Required task ▸
Give an exact transcription of every line, dropping the images.

Material for this task ▸
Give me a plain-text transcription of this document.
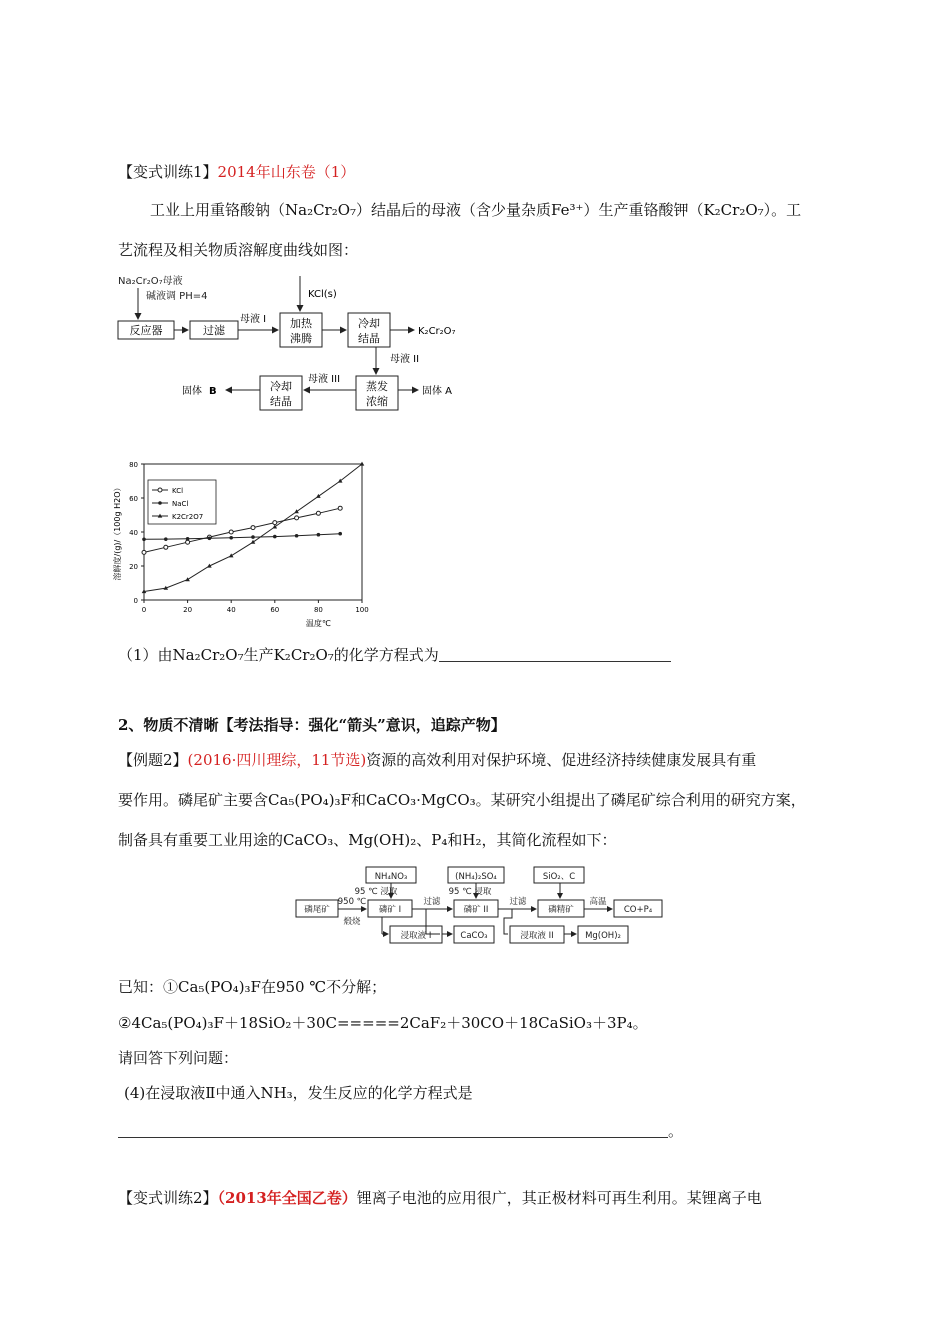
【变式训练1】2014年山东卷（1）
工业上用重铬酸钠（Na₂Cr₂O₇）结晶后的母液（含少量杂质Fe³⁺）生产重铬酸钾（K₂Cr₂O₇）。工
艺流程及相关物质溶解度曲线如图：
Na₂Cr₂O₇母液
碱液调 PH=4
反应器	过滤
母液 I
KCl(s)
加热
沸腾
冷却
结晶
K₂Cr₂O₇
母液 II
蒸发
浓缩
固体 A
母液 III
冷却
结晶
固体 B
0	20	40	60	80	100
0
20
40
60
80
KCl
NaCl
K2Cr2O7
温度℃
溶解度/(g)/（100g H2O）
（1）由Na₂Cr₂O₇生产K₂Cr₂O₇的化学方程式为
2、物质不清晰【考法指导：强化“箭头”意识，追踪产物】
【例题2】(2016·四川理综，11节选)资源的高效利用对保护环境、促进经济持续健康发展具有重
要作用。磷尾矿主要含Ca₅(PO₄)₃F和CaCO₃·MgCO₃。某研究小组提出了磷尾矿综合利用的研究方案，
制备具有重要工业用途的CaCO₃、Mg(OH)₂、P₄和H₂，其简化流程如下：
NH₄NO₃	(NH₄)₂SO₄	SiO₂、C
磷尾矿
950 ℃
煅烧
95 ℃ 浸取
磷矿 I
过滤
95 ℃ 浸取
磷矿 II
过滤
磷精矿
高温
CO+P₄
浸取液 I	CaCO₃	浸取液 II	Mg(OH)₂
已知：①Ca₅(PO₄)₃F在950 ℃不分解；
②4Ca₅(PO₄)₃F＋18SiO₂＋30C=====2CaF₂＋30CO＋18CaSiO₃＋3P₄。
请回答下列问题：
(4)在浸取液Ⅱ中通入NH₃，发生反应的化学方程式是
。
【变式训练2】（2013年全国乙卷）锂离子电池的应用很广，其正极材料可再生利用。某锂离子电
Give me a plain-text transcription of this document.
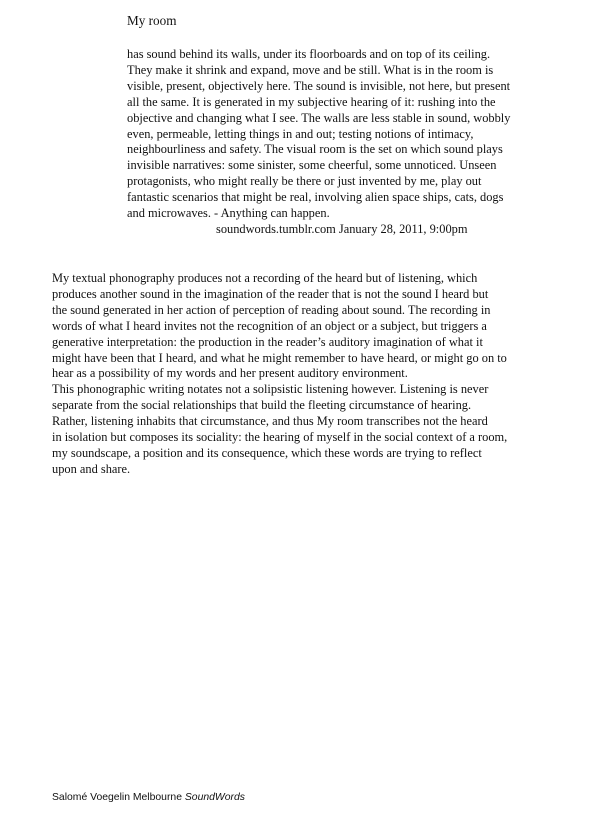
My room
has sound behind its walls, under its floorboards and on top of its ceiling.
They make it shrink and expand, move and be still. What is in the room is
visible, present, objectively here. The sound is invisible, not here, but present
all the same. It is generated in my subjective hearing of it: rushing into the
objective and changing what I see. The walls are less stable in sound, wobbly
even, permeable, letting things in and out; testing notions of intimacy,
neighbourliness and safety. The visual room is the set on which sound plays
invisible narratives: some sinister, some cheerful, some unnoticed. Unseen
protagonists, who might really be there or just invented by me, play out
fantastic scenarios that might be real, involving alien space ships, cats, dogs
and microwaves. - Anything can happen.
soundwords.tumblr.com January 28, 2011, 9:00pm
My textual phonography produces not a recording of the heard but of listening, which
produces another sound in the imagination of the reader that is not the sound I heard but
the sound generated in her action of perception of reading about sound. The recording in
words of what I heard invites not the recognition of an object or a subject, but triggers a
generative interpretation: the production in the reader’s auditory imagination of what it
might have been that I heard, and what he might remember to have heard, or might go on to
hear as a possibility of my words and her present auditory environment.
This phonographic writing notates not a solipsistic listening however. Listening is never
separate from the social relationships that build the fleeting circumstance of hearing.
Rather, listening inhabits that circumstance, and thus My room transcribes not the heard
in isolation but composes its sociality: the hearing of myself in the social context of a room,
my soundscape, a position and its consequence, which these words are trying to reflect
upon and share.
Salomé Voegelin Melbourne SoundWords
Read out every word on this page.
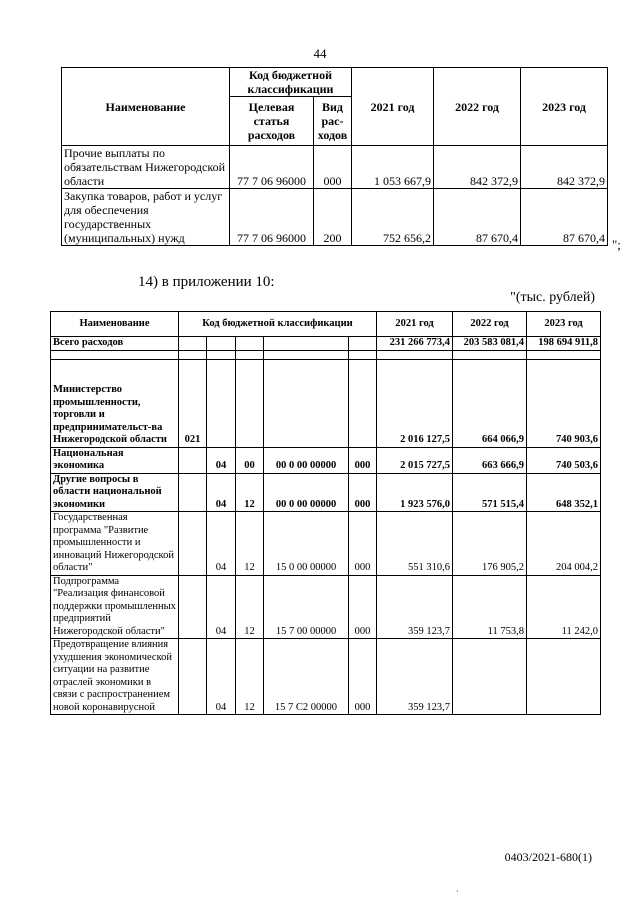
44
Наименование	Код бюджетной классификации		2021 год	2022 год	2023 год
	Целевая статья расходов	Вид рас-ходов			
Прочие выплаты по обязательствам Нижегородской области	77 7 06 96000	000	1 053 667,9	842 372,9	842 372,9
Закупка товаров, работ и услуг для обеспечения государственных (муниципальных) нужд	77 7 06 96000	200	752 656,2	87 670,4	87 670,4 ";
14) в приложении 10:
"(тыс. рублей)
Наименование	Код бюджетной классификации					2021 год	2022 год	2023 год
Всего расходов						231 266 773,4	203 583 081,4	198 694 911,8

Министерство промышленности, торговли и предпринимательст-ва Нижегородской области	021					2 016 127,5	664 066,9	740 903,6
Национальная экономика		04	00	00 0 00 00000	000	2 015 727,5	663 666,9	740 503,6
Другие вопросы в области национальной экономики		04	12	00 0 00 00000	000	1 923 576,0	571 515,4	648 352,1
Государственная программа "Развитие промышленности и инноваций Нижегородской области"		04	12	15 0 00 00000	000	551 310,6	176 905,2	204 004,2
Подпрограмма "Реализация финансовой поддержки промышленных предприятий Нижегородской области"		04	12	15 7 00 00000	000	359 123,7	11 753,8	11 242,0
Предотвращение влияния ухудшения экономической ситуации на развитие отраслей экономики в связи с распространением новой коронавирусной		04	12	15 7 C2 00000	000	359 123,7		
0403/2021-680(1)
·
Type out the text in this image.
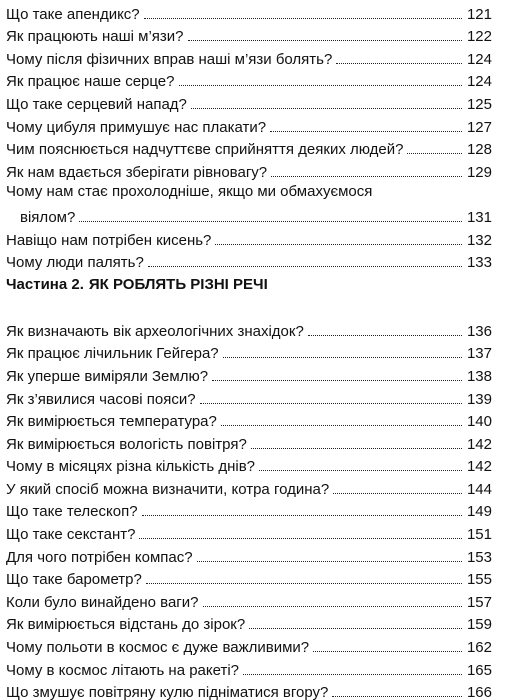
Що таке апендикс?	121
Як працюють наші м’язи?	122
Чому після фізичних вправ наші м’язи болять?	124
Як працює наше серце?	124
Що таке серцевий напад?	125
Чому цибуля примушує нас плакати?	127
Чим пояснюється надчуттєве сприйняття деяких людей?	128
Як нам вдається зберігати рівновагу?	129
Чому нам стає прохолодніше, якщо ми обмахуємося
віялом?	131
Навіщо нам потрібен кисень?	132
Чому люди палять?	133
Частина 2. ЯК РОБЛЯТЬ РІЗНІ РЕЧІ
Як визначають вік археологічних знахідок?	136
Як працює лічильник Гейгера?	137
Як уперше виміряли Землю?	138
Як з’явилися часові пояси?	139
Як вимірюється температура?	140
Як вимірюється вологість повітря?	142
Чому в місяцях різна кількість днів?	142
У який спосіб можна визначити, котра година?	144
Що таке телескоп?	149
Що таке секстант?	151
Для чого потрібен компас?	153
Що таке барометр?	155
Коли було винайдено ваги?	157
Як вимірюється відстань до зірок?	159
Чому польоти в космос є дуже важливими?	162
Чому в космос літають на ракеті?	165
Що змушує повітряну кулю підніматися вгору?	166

The completed task ▸
Give me a plain-text transcription of this document.
【变式训练1】2014年山东卷（1）
工业上用重铬酸钠（Na₂Cr₂O₇）结晶后的母液（含少量杂质Fe³⁺）生产重铬酸钾（K₂Cr₂O₇）。工
艺流程及相关物质溶解度曲线如图：
Na₂Cr₂O₇母液
碱液调 PH=4
反应器	过滤
母液 I
KCl(s)
加热
沸腾
冷却
结晶
K₂Cr₂O₇
母液 II
蒸发
浓缩
固体 A
母液 III
冷却
结晶
固体 B
0	20	40	60	80	100
0
20
40
60
80
KCl
NaCl
K2Cr2O7
温度℃
溶解度/(g)/（100g H2O）
（1）由Na₂Cr₂O₇生产K₂Cr₂O₇的化学方程式为
2、物质不清晰【考法指导：强化“箭头”意识，追踪产物】
【例题2】(2016·四川理综，11节选)资源的高效利用对保护环境、促进经济持续健康发展具有重
要作用。磷尾矿主要含Ca₅(PO₄)₃F和CaCO₃·MgCO₃。某研究小组提出了磷尾矿综合利用的研究方案，
制备具有重要工业用途的CaCO₃、Mg(OH)₂、P₄和H₂，其简化流程如下：
NH₄NO₃	(NH₄)₂SO₄	SiO₂、C
磷尾矿
950 ℃
煅烧
95 ℃ 浸取
磷矿 I
过滤
95 ℃ 浸取
磷矿 II
过滤
磷精矿
高温
CO+P₄
浸取液 I	CaCO₃	浸取液 II	Mg(OH)₂
已知：①Ca₅(PO₄)₃F在950 ℃不分解；
②4Ca₅(PO₄)₃F＋18SiO₂＋30C=====2CaF₂＋30CO＋18CaSiO₃＋3P₄。
请回答下列问题：
(4)在浸取液Ⅱ中通入NH₃，发生反应的化学方程式是
。
【变式训练2】（2013年全国乙卷）锂离子电池的应用很广，其正极材料可再生利用。某锂离子电
Give me a plain-text transcription of this document.
My room
has sound behind its walls, under its floorboards and on top of its ceiling.
They make it shrink and expand, move and be still. What is in the room is
visible, present, objectively here. The sound is invisible, not here, but present
all the same. It is generated in my subjective hearing of it: rushing into the
objective and changing what I see. The walls are less stable in sound, wobbly
even, permeable, letting things in and out; testing notions of intimacy,
neighbourliness and safety. The visual room is the set on which sound plays
invisible narratives: some sinister, some cheerful, some unnoticed. Unseen
protagonists, who might really be there or just invented by me, play out
fantastic scenarios that might be real, involving alien space ships, cats, dogs
and microwaves. - Anything can happen.
soundwords.tumblr.com January 28, 2011, 9:00pm
My textual phonography produces not a recording of the heard but of listening, which
produces another sound in the imagination of the reader that is not the sound I heard but
the sound generated in her action of perception of reading about sound. The recording in
words of what I heard invites not the recognition of an object or a subject, but triggers a
generative interpretation: the production in the reader’s auditory imagination of what it
might have been that I heard, and what he might remember to have heard, or might go on to
hear as a possibility of my words and her present auditory environment.
This phonographic writing notates not a solipsistic listening however. Listening is never
separate from the social relationships that build the fleeting circumstance of hearing.
Rather, listening inhabits that circumstance, and thus My room transcribes not the heard
in isolation but composes its sociality: the hearing of myself in the social context of a room,
my soundscape, a position and its consequence, which these words are trying to reflect
upon and share.
Salomé Voegelin Melbourne SoundWords
Read out every word on this page.
44
Наименование	Код бюджетной классификации		2021 год	2022 год	2023 год
	Целевая статья расходов	Вид рас-ходов			
Прочие выплаты по обязательствам Нижегородской области	77 7 06 96000	000	1 053 667,9	842 372,9	842 372,9
Закупка товаров, работ и услуг для обеспечения государственных (муниципальных) нужд	77 7 06 96000	200	752 656,2	87 670,4	87 670,4 ";
14) в приложении 10:
"(тыс. рублей)
Наименование	Код бюджетной классификации					2021 год	2022 год	2023 год
Всего расходов						231 266 773,4	203 583 081,4	198 694 911,8

Министерство промышленности, торговли и предпринимательст-ва Нижегородской области	021					2 016 127,5	664 066,9	740 903,6
Национальная экономика		04	00	00 0 00 00000	000	2 015 727,5	663 666,9	740 503,6
Другие вопросы в области национальной экономики		04	12	00 0 00 00000	000	1 923 576,0	571 515,4	648 352,1
Государственная программа "Развитие промышленности и инноваций Нижегородской области"		04	12	15 0 00 00000	000	551 310,6	176 905,2	204 004,2
Подпрограмма "Реализация финансовой поддержки промышленных предприятий Нижегородской области"		04	12	15 7 00 00000	000	359 123,7	11 753,8	11 242,0
Предотвращение влияния ухудшения экономической ситуации на развитие отраслей экономики в связи с распространением новой коронавирусной		04	12	15 7 C2 00000	000	359 123,7		
0403/2021-680(1)
·
Type out the text in this image.
Що таке апендикс?	121
Як працюють наші м’язи?	122
Чому після фізичних вправ наші м’язи болять?	124
Як працює наше серце?	124
Що таке серцевий напад?	125
Чому цибуля примушує нас плакати?	127
Чим пояснюється надчуттєве сприйняття деяких людей?	128
Як нам вдається зберігати рівновагу?	129
Чому нам стає прохолодніше, якщо ми обмахуємося
віялом?	131
Навіщо нам потрібен кисень?	132
Чому люди палять?	133
Частина 2. ЯК РОБЛЯТЬ РІЗНІ РЕЧІ
Як визначають вік археологічних знахідок?	136
Як працює лічильник Гейгера?	137
Як уперше виміряли Землю?	138
Як з’явилися часові пояси?	139
Як вимірюється температура?	140
Як вимірюється вологість повітря?	142
Чому в місяцях різна кількість днів?	142
У який спосіб можна визначити, котра година?	144
Що таке телескоп?	149
Що таке секстант?	151
Для чого потрібен компас?	153
Що таке барометр?	155
Коли було винайдено ваги?	157
Як вимірюється відстань до зірок?	159
Чому польоти в космос є дуже важливими?	162
Чому в космос літають на ракеті?	165
Що змушує повітряну кулю підніматися вгору?	166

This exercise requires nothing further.